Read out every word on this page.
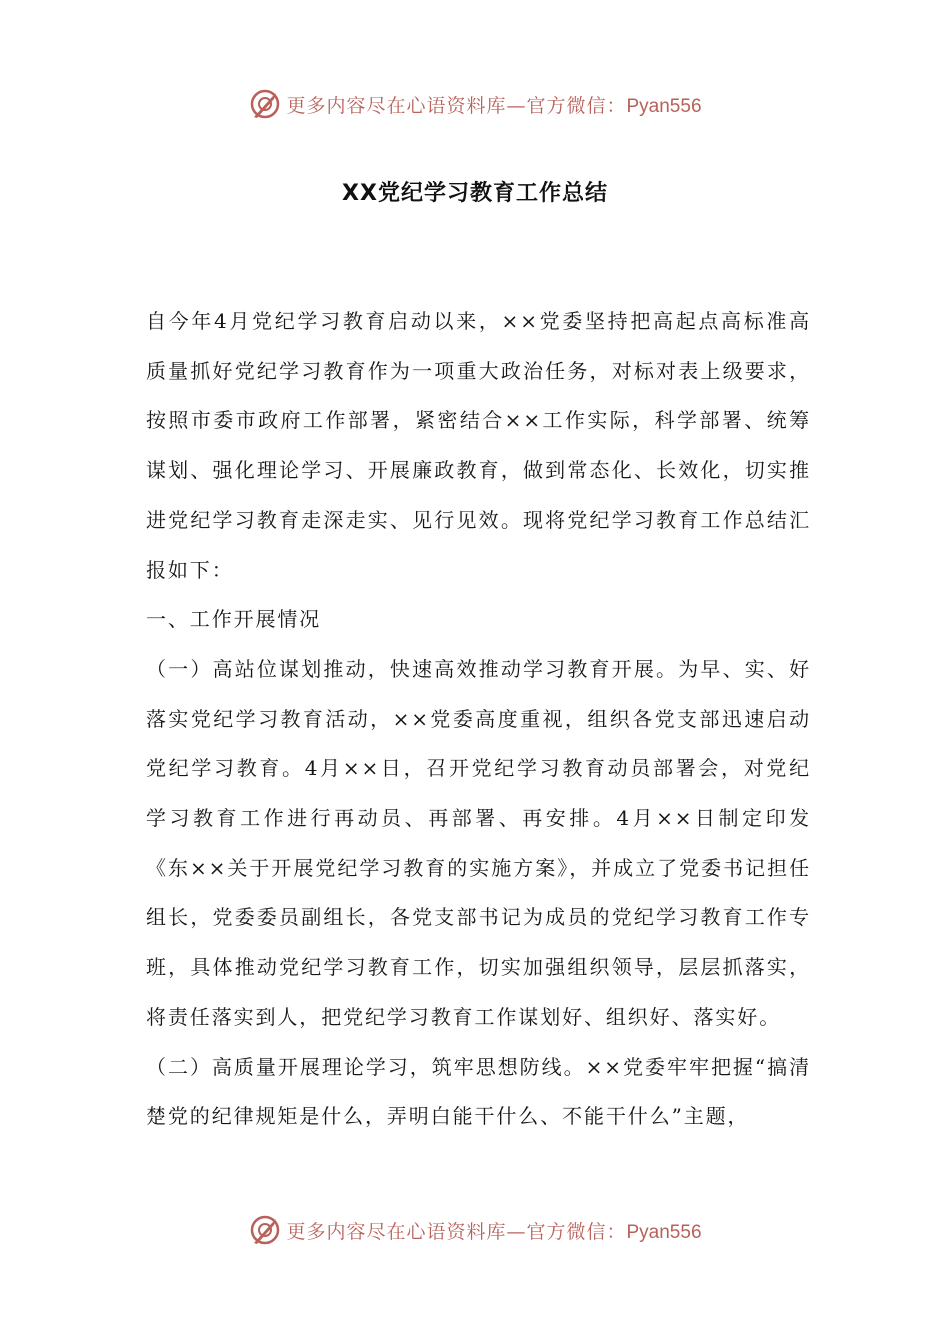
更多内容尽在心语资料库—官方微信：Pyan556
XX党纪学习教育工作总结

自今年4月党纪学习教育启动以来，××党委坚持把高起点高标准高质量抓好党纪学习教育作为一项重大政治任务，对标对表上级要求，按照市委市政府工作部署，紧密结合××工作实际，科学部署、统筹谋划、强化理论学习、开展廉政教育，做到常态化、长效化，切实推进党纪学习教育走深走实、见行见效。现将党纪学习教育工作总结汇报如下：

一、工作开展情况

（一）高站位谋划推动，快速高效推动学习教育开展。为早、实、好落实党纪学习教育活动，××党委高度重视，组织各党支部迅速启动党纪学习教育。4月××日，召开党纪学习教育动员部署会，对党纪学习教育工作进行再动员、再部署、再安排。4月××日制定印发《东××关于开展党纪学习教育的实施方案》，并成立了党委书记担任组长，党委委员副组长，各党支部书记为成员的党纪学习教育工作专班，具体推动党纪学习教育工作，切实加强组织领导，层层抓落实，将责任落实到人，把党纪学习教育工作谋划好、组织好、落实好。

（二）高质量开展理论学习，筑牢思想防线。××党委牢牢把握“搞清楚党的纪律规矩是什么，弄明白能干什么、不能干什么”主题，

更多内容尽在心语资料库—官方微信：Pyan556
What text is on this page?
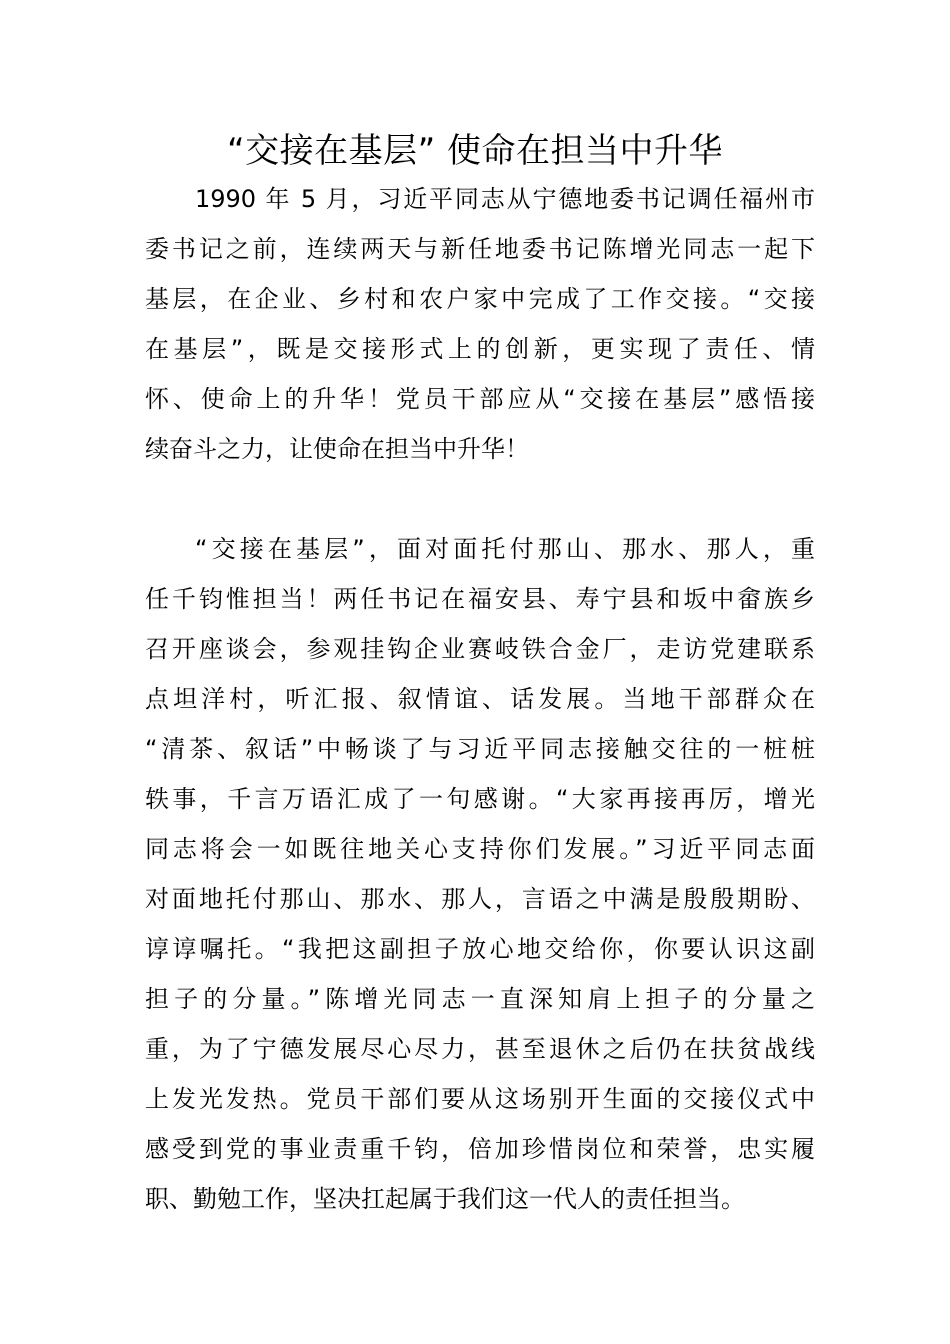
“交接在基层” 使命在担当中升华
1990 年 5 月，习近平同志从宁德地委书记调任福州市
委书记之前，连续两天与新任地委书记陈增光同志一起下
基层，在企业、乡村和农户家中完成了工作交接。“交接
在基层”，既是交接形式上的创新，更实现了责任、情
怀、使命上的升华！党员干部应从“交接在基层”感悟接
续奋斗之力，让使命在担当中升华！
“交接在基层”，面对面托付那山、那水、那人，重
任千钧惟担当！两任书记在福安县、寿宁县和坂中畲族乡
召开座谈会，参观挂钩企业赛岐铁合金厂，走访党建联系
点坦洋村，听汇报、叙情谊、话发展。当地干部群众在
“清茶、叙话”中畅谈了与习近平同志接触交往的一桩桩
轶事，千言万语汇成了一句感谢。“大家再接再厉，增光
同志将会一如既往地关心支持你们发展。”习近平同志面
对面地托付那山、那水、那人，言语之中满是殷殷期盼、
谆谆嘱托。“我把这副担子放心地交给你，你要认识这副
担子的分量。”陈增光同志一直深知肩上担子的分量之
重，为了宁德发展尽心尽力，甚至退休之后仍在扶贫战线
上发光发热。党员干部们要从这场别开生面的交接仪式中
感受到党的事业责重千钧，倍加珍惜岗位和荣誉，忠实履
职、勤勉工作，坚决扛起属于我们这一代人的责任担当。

:::::

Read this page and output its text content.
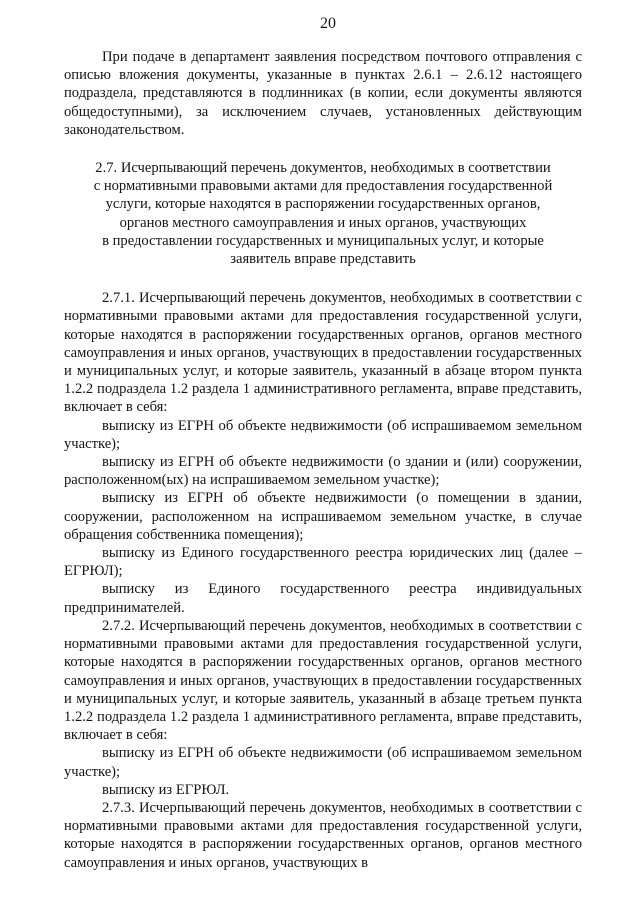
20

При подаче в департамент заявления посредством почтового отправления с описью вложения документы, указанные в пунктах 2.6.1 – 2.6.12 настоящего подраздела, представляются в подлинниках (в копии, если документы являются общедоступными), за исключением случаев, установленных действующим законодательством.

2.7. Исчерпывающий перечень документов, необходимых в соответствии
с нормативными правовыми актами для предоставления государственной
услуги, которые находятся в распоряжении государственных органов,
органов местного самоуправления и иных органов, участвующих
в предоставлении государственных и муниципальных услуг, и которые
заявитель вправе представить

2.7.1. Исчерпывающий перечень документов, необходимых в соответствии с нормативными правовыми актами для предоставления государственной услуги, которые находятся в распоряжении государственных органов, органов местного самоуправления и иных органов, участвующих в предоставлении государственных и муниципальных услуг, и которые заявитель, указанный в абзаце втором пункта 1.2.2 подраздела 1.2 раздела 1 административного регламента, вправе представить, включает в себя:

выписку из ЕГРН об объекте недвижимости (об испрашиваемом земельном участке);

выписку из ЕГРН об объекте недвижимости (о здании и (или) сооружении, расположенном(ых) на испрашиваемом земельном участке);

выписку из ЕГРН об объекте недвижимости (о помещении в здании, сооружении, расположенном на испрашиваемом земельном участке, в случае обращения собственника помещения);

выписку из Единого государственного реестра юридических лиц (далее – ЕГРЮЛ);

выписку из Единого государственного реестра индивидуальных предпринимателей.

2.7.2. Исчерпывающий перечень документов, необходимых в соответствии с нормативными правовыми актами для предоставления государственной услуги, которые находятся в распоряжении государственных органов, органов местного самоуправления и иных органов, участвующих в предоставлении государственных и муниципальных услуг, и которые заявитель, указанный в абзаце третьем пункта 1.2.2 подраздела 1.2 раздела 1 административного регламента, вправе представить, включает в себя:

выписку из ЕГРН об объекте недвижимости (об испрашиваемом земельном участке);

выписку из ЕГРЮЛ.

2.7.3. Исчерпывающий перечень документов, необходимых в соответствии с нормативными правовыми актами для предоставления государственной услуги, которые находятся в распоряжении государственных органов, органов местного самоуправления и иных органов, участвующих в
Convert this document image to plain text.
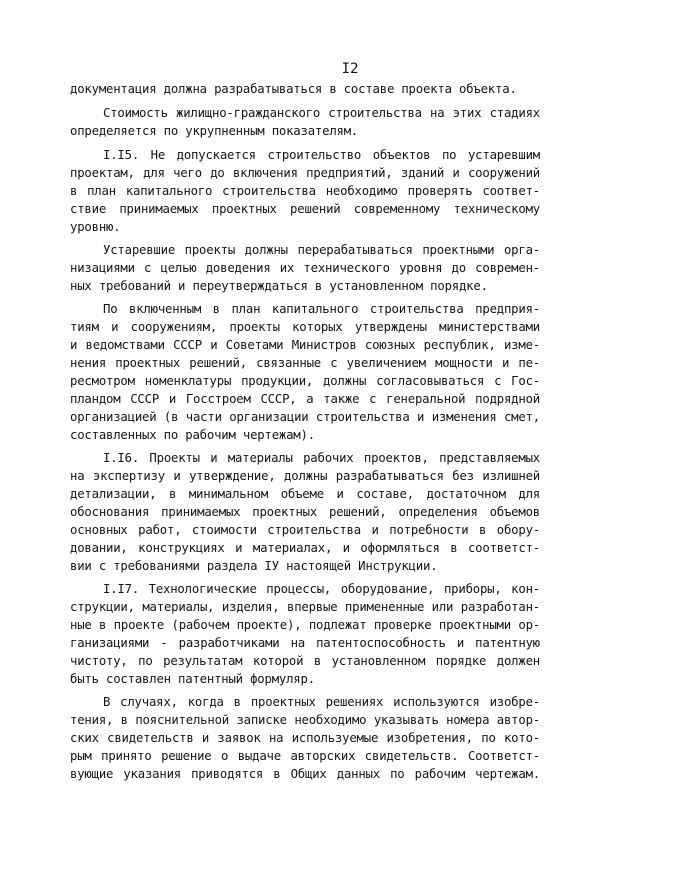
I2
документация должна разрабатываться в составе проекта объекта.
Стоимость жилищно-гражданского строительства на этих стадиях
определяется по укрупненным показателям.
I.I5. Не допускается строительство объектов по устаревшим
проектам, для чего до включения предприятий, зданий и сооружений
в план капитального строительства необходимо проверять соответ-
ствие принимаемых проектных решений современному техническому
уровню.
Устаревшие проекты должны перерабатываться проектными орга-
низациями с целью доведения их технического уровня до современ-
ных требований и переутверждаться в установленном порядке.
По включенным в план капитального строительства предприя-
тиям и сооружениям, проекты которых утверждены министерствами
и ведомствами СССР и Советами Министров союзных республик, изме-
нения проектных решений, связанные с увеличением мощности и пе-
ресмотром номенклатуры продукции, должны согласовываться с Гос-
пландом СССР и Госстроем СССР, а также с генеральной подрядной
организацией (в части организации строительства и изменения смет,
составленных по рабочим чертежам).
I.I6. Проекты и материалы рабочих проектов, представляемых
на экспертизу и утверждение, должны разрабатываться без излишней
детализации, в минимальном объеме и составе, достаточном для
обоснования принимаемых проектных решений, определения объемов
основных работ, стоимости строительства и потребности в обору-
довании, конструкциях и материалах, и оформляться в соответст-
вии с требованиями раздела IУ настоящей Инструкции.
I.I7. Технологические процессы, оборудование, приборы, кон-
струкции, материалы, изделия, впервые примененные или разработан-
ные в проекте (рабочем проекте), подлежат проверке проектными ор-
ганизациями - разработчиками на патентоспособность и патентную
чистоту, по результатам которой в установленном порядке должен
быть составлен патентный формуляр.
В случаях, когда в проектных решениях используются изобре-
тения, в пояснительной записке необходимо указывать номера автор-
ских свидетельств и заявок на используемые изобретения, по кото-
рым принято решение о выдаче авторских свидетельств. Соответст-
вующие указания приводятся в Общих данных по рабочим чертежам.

:::::

▶ [Task prompt]
Using the material above, gather every line that includes "участке".

▶ [Reply to the exercise]
выписку из ЕГРН об объекте недвижимости (об испрашиваемом земельном участке);
выписку из ЕГРН об объекте недвижимости (о здании и (или) сооружении, расположенном(ых) на испрашиваемом земельном участке);
выписку из ЕГРН об объекте недвижимости (о помещении в здании, сооружении, расположенном на испрашиваемом земельном участке, в случае обращения собственника помещения);
выписку из ЕГРН об объекте недвижимости (об испрашиваемом земельном участке);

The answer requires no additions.